Task instructions => Determine how many lines of the material hold the string "bunch" and reply with only that number.

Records
··········
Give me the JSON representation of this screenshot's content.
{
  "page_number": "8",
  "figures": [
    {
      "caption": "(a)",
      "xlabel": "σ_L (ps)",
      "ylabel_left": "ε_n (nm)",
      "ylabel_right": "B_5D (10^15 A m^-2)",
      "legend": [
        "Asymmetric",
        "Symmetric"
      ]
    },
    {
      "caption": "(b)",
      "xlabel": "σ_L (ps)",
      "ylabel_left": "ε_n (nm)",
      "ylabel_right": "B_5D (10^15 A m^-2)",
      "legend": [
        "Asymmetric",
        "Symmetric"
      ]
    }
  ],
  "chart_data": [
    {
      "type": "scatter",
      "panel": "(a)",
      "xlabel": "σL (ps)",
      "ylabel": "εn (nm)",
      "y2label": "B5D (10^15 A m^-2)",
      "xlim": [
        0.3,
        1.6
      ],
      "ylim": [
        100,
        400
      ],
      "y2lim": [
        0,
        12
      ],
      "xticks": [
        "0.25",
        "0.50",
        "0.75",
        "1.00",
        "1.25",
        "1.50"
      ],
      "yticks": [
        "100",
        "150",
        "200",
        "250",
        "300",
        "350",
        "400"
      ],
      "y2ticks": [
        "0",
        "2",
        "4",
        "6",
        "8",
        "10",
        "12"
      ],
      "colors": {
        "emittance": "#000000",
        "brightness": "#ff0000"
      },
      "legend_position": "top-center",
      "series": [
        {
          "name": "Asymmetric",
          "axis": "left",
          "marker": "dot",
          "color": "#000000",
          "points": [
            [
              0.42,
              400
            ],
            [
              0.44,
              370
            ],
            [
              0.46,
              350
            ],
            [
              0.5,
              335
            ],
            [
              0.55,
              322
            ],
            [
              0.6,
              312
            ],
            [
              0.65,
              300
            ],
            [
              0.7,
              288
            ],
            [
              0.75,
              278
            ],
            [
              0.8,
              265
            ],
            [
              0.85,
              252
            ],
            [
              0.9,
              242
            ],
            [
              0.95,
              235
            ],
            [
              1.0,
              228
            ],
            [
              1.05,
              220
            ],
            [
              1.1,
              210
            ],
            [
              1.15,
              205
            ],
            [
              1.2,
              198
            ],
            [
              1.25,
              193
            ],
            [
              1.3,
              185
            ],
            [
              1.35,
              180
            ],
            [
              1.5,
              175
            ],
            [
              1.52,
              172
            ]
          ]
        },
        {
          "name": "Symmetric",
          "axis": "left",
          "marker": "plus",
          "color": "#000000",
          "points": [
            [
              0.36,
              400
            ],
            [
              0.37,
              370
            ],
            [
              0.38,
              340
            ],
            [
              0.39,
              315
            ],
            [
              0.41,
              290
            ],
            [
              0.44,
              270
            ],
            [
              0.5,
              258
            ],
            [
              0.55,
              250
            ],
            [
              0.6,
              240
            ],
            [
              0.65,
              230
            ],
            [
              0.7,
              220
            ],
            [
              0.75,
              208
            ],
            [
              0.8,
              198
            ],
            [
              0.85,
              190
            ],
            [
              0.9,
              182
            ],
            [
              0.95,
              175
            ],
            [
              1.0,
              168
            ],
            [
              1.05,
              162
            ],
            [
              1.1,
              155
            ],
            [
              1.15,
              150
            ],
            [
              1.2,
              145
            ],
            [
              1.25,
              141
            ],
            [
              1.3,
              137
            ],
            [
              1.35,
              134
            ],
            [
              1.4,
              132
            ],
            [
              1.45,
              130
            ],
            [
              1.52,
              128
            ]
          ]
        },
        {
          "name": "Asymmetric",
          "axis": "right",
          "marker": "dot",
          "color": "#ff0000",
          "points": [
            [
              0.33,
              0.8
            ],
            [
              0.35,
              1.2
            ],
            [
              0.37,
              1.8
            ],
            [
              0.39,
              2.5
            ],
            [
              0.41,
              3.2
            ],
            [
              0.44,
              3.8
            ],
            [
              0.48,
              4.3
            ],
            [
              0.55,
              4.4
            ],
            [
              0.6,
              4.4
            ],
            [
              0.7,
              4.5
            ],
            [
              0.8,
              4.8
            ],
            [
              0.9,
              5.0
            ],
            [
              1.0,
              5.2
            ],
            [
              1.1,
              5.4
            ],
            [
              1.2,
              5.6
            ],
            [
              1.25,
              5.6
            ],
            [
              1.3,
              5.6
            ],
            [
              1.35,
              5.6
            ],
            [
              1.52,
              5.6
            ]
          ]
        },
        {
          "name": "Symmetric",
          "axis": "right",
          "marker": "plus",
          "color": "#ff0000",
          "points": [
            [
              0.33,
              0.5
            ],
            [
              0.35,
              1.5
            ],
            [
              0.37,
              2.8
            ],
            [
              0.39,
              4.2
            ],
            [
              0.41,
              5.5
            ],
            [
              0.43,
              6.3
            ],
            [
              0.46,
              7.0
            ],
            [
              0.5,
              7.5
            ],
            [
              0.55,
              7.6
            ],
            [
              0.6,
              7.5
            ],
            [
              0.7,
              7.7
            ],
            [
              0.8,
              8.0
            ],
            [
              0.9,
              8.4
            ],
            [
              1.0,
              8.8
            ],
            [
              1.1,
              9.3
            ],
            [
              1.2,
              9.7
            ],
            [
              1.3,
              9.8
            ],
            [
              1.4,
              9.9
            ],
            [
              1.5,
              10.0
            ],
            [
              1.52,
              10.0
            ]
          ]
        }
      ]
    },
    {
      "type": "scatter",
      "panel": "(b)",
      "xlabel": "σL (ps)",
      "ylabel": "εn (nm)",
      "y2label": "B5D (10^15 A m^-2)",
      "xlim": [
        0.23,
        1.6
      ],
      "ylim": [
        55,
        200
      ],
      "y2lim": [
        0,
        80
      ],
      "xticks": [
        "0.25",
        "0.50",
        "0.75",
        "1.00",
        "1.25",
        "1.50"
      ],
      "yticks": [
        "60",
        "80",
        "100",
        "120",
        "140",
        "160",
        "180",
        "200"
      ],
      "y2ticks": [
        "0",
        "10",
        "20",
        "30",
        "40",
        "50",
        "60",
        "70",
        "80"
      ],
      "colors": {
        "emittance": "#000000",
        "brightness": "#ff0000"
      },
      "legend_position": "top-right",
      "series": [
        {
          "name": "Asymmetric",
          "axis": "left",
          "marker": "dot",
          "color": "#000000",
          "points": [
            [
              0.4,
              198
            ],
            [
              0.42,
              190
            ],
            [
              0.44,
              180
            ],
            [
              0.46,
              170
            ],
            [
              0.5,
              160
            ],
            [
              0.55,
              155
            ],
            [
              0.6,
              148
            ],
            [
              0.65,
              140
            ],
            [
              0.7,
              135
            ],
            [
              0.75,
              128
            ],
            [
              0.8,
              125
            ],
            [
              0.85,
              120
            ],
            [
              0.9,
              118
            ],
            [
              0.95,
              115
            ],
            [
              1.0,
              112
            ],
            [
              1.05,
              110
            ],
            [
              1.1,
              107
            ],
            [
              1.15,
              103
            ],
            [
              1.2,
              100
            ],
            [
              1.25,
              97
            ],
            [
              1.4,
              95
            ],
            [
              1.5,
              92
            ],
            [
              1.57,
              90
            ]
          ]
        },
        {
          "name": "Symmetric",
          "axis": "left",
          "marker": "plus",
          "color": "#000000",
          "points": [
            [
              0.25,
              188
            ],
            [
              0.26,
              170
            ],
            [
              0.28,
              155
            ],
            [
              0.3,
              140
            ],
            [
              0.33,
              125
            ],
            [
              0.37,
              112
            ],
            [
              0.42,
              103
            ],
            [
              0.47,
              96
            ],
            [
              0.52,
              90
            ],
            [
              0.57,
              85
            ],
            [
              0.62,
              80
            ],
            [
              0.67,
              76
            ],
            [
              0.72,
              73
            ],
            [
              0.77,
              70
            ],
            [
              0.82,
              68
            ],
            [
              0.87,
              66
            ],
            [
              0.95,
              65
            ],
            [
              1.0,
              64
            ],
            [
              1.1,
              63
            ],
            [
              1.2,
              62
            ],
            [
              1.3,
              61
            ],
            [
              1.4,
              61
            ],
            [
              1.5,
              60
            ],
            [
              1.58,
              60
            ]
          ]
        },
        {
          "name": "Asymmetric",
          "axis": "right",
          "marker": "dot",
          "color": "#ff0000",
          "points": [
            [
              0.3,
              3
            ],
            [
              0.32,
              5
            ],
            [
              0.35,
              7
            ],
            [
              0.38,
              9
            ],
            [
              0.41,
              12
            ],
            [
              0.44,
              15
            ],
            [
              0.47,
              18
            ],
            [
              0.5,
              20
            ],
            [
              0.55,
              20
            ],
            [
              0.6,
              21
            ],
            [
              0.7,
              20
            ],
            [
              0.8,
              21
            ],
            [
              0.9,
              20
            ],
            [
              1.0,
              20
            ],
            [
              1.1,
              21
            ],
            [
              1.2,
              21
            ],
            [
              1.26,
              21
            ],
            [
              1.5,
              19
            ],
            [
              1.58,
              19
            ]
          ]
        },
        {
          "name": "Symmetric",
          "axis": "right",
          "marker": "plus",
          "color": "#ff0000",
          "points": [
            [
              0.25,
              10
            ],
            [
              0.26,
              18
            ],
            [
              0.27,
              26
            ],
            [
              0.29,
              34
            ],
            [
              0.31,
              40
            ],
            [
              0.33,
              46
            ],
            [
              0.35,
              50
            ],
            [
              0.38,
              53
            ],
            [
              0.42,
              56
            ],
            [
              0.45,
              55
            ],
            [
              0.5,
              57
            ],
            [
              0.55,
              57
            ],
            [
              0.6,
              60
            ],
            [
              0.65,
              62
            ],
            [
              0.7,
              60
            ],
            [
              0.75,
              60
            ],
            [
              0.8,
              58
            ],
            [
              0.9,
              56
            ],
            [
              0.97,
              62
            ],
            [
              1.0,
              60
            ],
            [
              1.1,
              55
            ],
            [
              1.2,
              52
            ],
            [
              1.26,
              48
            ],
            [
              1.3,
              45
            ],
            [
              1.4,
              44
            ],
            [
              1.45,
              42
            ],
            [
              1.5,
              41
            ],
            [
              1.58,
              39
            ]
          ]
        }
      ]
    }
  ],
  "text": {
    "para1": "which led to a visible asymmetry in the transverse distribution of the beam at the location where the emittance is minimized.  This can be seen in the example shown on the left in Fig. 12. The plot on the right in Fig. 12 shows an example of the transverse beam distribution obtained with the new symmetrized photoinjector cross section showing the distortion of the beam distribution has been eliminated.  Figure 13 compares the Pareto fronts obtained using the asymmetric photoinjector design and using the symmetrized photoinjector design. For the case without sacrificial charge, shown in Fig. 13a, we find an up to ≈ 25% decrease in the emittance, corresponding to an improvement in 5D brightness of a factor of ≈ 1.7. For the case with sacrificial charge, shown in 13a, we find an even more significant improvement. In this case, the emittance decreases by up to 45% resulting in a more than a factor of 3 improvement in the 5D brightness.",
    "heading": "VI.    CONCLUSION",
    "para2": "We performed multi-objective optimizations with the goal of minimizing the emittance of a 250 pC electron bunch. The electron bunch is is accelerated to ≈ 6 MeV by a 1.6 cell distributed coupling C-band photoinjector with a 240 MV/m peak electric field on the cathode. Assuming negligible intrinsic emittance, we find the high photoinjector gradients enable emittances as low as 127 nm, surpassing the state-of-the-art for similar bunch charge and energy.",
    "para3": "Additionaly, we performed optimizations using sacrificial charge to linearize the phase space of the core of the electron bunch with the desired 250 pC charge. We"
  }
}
··········
Full answer => 2